- [Problem 1]:
Summarize the WALLIX passage in two sentences.
- [Problem 2]:
Print the part of the WALLIX passage that opens with the words containing "As with any" and closes with "of HIPAA compliance.".
- [Problem 3]:
According to the WALLIX passage, who gains access through the single gateway that the solution creates?

As with any compliance regimen, the ultimate challenge is to establish controls while keeping the cost down. The IT environments found in most healthcare organizations are comprised of heterogeneous devices, systems and applications. Monitoring, analysing and reporting on connected sessions can be cost prohibitive. Resources for compliance are finite. At the very least, those resources are often needed for more strategic projects. WALLIX offers an economical solution for the privileged access management aspects of HIPAA compliance.
WALLIX and Privileged Access Management
WALLIX Bastion) ensures that Meaningful Use is applied to patient records and other sensitive information with a minimal outlay of time and resources. The solution creates a single gateway with single sign-on for access by members of internal IT teams or third party service providers.
Access rights and passwords to servers and other devices can be handled in a single console helping to manage IT team turnover and ensure that critical servers cannot be accessed by individuals no longer authorized to do so. It provides records and audit trails to demonstrate optimized compliance with applicable standards (ISO2700, PCI DSS, etc.) WALLIX Bastion is able to monitor activity on systems of any operating system in real time. It gives immediate access to video recordings of these sessions as well as comprehensive auditing to help healthcare organizations meet compliance requirements.

- [Source information]:
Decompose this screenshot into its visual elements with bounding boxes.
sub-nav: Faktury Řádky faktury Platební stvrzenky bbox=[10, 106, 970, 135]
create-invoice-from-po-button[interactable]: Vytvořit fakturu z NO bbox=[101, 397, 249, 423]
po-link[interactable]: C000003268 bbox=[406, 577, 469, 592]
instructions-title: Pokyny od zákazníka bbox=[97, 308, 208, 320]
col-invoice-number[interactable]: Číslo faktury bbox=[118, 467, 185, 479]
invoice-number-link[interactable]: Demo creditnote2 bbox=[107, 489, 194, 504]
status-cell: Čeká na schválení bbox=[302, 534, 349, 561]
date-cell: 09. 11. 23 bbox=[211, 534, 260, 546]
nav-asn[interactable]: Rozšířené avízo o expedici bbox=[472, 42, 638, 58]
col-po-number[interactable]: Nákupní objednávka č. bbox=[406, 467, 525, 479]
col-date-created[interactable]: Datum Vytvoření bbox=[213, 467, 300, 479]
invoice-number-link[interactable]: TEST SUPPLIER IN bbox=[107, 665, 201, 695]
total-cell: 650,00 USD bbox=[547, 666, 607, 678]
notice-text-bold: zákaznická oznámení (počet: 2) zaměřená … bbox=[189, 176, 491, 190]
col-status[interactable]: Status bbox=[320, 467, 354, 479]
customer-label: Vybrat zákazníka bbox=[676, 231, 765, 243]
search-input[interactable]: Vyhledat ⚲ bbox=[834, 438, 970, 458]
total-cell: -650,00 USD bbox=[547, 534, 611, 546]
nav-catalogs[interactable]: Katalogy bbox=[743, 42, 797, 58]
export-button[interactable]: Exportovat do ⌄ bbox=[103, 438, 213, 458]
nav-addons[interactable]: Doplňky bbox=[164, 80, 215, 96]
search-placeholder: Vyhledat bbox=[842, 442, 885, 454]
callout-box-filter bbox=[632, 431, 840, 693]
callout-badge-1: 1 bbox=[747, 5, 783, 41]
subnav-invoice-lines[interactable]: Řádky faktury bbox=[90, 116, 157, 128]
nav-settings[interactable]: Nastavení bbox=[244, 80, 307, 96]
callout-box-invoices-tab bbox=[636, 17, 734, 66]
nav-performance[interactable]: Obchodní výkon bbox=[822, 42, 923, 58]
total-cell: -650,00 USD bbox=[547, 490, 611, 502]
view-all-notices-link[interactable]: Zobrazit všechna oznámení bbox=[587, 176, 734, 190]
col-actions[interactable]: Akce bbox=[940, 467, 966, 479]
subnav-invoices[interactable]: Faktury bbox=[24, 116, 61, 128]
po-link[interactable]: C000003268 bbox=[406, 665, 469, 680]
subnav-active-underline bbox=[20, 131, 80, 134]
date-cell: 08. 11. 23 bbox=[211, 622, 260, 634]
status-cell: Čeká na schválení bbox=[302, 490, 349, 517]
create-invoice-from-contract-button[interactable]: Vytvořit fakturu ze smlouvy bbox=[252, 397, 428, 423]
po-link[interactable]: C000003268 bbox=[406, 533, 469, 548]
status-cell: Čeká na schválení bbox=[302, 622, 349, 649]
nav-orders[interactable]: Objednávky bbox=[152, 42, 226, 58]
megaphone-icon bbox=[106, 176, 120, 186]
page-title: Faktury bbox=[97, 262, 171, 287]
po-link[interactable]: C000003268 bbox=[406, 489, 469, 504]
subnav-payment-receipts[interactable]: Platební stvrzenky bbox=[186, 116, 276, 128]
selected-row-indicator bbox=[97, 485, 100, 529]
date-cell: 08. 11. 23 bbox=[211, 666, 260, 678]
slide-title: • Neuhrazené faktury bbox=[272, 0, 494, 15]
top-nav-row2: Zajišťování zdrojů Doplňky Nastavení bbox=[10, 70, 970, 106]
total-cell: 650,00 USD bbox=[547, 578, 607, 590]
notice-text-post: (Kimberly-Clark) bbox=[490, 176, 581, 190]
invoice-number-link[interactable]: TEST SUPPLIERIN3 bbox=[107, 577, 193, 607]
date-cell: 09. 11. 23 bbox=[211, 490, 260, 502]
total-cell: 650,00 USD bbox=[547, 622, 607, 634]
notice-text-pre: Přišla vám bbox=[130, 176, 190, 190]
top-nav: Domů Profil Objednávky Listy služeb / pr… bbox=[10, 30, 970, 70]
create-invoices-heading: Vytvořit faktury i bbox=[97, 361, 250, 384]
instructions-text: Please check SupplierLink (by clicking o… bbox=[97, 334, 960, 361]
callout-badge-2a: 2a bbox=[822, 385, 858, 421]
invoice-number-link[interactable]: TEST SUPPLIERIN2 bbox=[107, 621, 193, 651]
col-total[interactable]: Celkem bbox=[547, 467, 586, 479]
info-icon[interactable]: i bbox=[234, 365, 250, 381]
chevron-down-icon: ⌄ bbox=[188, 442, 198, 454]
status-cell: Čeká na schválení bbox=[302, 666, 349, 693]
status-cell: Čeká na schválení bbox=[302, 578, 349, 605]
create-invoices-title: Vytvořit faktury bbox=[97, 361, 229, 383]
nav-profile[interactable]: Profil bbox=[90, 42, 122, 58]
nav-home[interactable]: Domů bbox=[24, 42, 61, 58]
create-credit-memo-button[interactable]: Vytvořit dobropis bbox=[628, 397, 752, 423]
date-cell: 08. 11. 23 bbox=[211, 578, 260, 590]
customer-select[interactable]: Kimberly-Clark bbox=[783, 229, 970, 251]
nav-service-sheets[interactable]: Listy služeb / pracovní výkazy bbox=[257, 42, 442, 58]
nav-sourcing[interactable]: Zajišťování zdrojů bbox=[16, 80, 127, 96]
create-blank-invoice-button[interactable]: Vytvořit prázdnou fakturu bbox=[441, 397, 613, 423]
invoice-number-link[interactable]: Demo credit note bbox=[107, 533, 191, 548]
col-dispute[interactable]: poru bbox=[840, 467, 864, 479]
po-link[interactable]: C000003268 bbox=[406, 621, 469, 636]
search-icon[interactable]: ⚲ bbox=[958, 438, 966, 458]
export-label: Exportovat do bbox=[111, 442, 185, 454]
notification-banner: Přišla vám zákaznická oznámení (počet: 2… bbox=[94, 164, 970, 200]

- [Expected answer 1]:
In healthcare organizations, the challenge of compliance is to establish controls while keeping costs down, because their IT environments mix heterogeneous devices, systems and applications and monitoring connected sessions can be cost prohibitive. WALLIX Bastion offers an economical privileged access management solution for HIPAA compliance, with a single gateway and single sign-on, one console for access rights and passwords, real-time activity monitoring, session video recordings and audit trails.

- [Expected answer 2]:
As with any compliance regimen, the ultimate challenge is to establish controls while keeping the cost down. The IT environments found in most healthcare organizations are comprised of heterogeneous devices, systems and applications. Monitoring, analysing and reporting on connected sessions can be cost prohibitive. Resources for compliance are finite. At the very least, those resources are often needed for more strategic projects. WALLIX offers an economical solution for the privileged access management aspects of HIPAA compliance.

- [Expected answer 3]:
Members of internal IT teams or third party service providers.